Each record is to be written out exactly as it appears.

* **Data listing**
%%

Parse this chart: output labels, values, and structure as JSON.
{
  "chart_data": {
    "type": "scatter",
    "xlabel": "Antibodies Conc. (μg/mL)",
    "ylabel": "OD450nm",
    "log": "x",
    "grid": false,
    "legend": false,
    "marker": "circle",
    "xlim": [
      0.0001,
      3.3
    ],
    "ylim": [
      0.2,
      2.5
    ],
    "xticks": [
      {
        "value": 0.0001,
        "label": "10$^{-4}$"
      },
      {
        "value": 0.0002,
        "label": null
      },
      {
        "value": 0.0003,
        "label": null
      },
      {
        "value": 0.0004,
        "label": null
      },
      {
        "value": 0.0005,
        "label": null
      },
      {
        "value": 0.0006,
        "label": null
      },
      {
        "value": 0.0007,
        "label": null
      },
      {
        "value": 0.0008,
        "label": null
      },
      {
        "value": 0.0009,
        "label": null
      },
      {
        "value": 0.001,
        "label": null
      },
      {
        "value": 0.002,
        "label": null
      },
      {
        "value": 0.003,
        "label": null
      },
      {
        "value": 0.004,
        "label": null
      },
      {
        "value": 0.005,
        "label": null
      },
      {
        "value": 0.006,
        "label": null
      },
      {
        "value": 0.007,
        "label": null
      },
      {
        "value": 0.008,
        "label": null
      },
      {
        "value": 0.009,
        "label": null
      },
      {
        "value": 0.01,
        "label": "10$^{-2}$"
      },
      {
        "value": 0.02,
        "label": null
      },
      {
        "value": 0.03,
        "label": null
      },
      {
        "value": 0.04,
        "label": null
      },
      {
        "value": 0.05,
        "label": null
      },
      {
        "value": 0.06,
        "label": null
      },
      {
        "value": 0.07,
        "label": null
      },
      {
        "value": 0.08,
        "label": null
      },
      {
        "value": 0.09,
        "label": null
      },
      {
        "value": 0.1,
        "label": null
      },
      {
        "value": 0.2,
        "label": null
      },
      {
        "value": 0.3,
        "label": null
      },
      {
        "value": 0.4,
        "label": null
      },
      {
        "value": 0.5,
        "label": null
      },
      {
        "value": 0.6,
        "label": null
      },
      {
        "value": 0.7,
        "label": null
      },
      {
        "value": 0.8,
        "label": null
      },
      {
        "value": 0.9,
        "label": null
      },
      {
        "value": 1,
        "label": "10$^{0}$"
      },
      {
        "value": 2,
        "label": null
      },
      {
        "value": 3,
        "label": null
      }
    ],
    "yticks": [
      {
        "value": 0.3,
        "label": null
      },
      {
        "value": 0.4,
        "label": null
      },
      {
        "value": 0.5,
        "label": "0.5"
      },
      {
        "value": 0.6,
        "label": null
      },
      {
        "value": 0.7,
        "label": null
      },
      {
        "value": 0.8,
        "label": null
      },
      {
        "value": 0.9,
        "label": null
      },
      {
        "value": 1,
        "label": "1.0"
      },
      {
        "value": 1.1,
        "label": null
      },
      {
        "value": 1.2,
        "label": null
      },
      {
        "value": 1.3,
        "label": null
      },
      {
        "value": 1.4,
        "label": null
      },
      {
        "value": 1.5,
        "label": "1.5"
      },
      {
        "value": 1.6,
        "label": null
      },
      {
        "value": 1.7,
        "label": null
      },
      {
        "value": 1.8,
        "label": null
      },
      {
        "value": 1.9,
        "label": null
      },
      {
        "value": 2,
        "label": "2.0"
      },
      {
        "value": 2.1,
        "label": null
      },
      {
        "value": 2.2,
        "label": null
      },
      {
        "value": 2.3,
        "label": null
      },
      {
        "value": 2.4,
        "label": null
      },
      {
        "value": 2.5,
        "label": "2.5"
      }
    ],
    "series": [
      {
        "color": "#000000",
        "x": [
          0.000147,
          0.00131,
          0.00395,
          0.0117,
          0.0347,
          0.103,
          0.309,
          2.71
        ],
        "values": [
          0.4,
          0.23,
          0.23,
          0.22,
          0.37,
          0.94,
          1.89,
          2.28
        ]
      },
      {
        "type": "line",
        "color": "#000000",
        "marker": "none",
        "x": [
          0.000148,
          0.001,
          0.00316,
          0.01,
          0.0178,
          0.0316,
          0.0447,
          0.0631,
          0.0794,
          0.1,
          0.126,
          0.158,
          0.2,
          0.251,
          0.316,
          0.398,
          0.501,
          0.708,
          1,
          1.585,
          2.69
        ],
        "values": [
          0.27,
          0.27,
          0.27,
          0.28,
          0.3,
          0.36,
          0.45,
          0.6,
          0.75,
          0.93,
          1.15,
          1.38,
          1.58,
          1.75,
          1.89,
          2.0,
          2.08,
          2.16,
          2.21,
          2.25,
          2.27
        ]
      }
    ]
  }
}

%%

* **Answer**
Parse this chart: output labels, values, and structure as JSON.
{
  "chart_data": {
    "type": "scatter",
    "xlabel": "Antibodies Conc. (μg/mL)",
    "ylabel": "OD450nm",
    "log": "x",
    "grid": false,
    "legend": false,
    "marker": "circle",
    "xlim": [
      0.0001,
      3.3
    ],
    "ylim": [
      0.2,
      2.5
    ],
    "xticks": [
      {
        "value": 0.0001,
        "label": "10$^{-4}$"
      },
      {
        "value": 0.0002,
        "label": null
      },
      {
        "value": 0.0003,
        "label": null
      },
      {
        "value": 0.0004,
        "label": null
      },
      {
        "value": 0.0005,
        "label": null
      },
      {
        "value": 0.0006,
        "label": null
      },
      {
        "value": 0.0007,
        "label": null
      },
      {
        "value": 0.0008,
        "label": null
      },
      {
        "value": 0.0009,
        "label": null
      },
      {
        "value": 0.001,
        "label": null
      },
      {
        "value": 0.002,
        "label": null
      },
      {
        "value": 0.003,
        "label": null
      },
      {
        "value": 0.004,
        "label": null
      },
      {
        "value": 0.005,
        "label": null
      },
      {
        "value": 0.006,
        "label": null
      },
      {
        "value": 0.007,
        "label": null
      },
      {
        "value": 0.008,
        "label": null
      },
      {
        "value": 0.009,
        "label": null
      },
      {
        "value": 0.01,
        "label": "10$^{-2}$"
      },
      {
        "value": 0.02,
        "label": null
      },
      {
        "value": 0.03,
        "label": null
      },
      {
        "value": 0.04,
        "label": null
      },
      {
        "value": 0.05,
        "label": null
      },
      {
        "value": 0.06,
        "label": null
      },
      {
        "value": 0.07,
        "label": null
      },
      {
        "value": 0.08,
        "label": null
      },
      {
        "value": 0.09,
        "label": null
      },
      {
        "value": 0.1,
        "label": null
      },
      {
        "value": 0.2,
        "label": null
      },
      {
        "value": 0.3,
        "label": null
      },
      {
        "value": 0.4,
        "label": null
      },
      {
        "value": 0.5,
        "label": null
      },
      {
        "value": 0.6,
        "label": null
      },
      {
        "value": 0.7,
        "label": null
      },
      {
        "value": 0.8,
        "label": null
      },
      {
        "value": 0.9,
        "label": null
      },
      {
        "value": 1,
        "label": "10$^{0}$"
      },
      {
        "value": 2,
        "label": null
      },
      {
        "value": 3,
        "label": null
      }
    ],
    "yticks": [
      {
        "value": 0.3,
        "label": null
      },
      {
        "value": 0.4,
        "label": null
      },
      {
        "value": 0.5,
        "label": "0.5"
      },
      {
        "value": 0.6,
        "label": null
      },
      {
        "value": 0.7,
        "label": null
      },
      {
        "value": 0.8,
        "label": null
      },
      {
        "value": 0.9,
        "label": null
      },
      {
        "value": 1,
        "label": "1.0"
      },
      {
        "value": 1.1,
        "label": null
      },
      {
        "value": 1.2,
        "label": null
      },
      {
        "value": 1.3,
        "label": null
      },
      {
        "value": 1.4,
        "label": null
      },
      {
        "value": 1.5,
        "label": "1.5"
      },
      {
        "value": 1.6,
        "label": null
      },
      {
        "value": 1.7,
        "label": null
      },
      {
        "value": 1.8,
        "label": null
      },
      {
        "value": 1.9,
        "label": null
      },
      {
        "value": 2,
        "label": "2.0"
      },
      {
        "value": 2.1,
        "label": null
      },
      {
        "value": 2.2,
        "label": null
      },
      {
        "value": 2.3,
        "label": null
      },
      {
        "value": 2.4,
        "label": null
      },
      {
        "value": 2.5,
        "label": "2.5"
      }
    ],
    "series": [
      {
        "color": "#000000",
        "x": [
          0.000147,
          0.00131,
          0.00395,
          0.0117,
          0.0347,
          0.103,
          0.309,
          2.71
        ],
        "values": [
          0.4,
          0.23,
          0.23,
          0.22,
          0.37,
          0.94,
          1.89,
          2.28
        ]
      },
      {
        "type": "line",
        "color": "#000000",
        "marker": "none",
        "x": [
          0.000148,
          0.001,
          0.00316,
          0.01,
          0.0178,
          0.0316,
          0.0447,
          0.0631,
          0.0794,
          0.1,
          0.126,
          0.158,
          0.2,
          0.251,
          0.316,
          0.398,
          0.501,
          0.708,
          1,
          1.585,
          2.69
        ],
        "values": [
          0.27,
          0.27,
          0.27,
          0.28,
          0.3,
          0.36,
          0.45,
          0.6,
          0.75,
          0.93,
          1.15,
          1.38,
          1.58,
          1.75,
          1.89,
          2.0,
          2.08,
          2.16,
          2.21,
          2.25,
          2.27
        ]
      }
    ]
  }
}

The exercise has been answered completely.